Aufgabenstellung: Führe den Text über interkulturelles Altern in Hamburg im Anschluss an seinen letzten Satz weiter.

Seite:

════════════════════

Interkulturell altern in Hamburg

In Würde altern, aber wie?

Alte Menschen mit Migrationshintergrund haben es schwer in Deutschland. Der Traum von der Rückkehr ins Herkunftsland ist allzu oft geplatzt. Der eigene Nachwuchs ist beruflich meist eingespannt und hat wenig Zeit, sich um die alten, manchmal pflegebedürftigen Eltern zu kümmern. Mehrsprachige Seniorenheime gibt es jedoch kaum. Ein Besuch bei interkulturellen Wohn- und Pflegegemeinschaften in Hamburg.

════════════════════

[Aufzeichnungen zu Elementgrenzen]
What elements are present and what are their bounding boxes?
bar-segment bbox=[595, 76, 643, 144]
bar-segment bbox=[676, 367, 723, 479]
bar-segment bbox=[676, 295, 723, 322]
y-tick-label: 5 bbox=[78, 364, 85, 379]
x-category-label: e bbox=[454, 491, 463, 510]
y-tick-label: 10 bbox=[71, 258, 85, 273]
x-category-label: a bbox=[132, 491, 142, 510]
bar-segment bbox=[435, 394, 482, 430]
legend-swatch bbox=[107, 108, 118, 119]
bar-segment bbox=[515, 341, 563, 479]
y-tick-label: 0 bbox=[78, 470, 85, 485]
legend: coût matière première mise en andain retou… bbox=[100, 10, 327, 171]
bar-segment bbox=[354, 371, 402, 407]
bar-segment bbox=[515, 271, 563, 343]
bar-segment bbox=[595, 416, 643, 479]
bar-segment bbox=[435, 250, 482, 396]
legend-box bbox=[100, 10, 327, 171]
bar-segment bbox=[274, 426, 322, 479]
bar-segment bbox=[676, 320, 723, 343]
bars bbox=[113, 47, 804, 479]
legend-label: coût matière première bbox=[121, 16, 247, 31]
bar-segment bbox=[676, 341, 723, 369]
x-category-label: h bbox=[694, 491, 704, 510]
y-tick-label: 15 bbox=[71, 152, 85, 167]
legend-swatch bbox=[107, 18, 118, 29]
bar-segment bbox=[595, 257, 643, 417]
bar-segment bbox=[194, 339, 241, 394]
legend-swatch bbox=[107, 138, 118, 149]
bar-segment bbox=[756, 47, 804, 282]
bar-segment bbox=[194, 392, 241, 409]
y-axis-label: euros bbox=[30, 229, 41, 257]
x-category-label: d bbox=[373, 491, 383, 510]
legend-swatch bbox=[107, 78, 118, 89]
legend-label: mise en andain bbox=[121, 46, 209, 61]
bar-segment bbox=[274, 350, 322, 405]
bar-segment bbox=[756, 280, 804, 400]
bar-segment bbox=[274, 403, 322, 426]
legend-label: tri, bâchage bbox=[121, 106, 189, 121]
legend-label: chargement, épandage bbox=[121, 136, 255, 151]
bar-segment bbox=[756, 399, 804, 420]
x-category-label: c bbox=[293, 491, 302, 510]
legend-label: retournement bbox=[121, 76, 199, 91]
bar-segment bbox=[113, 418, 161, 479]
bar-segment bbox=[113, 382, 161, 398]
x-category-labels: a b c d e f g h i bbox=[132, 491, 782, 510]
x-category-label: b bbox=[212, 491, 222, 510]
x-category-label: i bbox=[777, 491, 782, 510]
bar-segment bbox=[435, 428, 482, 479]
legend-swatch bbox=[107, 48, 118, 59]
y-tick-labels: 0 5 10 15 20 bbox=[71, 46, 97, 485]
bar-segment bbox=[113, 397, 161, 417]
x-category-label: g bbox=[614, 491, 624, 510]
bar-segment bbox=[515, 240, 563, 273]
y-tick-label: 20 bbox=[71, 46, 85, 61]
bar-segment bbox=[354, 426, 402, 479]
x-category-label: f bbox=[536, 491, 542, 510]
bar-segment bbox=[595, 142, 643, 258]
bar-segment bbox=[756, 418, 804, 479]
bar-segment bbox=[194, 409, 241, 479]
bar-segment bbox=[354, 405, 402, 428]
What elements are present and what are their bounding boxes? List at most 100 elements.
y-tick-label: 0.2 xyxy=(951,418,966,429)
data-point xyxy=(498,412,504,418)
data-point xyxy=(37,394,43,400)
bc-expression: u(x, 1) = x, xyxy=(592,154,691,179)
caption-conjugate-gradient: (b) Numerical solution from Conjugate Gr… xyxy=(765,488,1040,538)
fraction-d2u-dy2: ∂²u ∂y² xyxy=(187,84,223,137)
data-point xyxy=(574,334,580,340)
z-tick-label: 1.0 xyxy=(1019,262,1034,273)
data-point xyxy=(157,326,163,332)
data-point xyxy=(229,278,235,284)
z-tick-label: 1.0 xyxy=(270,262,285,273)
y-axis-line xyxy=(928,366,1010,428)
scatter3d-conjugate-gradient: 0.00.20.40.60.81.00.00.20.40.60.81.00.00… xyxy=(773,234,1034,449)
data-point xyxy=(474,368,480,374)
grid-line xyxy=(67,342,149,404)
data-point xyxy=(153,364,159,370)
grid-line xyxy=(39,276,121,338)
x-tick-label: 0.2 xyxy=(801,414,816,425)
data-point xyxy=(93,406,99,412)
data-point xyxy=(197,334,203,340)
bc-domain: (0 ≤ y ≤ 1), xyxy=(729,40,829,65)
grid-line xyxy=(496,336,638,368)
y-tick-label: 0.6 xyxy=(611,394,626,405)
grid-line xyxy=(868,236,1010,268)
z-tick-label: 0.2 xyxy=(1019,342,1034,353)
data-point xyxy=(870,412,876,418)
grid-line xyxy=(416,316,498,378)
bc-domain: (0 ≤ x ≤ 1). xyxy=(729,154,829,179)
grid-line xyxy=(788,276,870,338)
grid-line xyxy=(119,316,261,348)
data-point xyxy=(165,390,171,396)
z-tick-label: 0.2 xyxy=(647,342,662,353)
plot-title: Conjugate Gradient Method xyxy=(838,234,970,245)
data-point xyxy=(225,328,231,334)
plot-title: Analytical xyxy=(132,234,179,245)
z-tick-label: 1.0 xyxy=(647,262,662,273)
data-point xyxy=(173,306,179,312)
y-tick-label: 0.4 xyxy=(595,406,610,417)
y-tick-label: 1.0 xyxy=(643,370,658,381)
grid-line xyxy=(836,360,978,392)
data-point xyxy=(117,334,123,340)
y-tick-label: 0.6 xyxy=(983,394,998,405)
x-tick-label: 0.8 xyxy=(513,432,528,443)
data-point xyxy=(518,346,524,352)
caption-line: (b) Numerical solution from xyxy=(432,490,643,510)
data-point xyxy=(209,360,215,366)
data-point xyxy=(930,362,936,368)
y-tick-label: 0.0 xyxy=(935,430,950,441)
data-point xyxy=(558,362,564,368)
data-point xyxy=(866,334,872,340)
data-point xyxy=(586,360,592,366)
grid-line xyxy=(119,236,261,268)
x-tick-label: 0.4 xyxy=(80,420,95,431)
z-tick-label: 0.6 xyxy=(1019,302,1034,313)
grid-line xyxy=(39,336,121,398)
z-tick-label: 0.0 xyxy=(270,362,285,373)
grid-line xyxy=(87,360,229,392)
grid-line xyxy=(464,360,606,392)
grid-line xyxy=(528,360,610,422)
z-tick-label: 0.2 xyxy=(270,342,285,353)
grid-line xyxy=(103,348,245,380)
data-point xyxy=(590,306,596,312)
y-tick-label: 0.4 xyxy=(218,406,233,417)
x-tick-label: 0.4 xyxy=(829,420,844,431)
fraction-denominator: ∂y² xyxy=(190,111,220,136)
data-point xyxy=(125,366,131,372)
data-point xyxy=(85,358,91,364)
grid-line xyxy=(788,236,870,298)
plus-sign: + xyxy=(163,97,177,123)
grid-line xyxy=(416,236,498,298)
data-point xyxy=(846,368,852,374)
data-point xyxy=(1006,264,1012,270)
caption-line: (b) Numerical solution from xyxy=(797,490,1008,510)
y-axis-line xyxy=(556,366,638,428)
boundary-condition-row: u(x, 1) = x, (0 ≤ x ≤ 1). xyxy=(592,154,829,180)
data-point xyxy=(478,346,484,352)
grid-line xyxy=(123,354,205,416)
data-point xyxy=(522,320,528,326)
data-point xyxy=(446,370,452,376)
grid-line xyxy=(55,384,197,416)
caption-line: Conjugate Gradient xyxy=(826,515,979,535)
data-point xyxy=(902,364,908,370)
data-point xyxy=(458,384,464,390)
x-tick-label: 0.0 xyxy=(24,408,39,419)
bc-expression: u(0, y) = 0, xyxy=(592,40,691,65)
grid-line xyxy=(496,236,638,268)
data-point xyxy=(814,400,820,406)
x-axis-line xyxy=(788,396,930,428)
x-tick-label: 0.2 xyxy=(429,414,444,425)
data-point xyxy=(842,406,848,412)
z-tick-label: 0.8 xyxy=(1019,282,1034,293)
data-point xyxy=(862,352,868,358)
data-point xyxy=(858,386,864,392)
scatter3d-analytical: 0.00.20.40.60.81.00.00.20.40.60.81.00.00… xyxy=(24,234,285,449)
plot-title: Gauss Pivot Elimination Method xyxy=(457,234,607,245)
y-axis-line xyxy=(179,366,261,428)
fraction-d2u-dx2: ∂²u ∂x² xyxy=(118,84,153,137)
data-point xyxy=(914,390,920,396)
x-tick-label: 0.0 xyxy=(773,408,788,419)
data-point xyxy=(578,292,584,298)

════════════════════

Ergebnis der Aufgabe:
Die Sofas vor dem großen Plasma-Fernseher im Aufenthaltsraum sind nahezu komplett besetzt. Acht der zehn Bewohner der Wohngemeinschaft sitzen dort und lauschen den türkischen Nachrichten, die gerade laufen, während eine Pflegerin in der offenen Küche die Reste des Abendessens beseitigt. Großzügig gestaltet ist der Aufenthaltsraum mit der dazugehörigen Küche, die über zwei Herde und ausreichend Arbeitsflächen verfügt. »An dem einen Herd steht oft meine Mutter, denn sie ist noch ganz fit und kocht gern«, meint Yeşim F. lächelnd. Die Reisekauffrau hat vor einem Jahr ihre Mutter im Veringeck, der ersten Wohn-Pflege-Gemeinschaft der Hansestadt Hamburg, untergebracht.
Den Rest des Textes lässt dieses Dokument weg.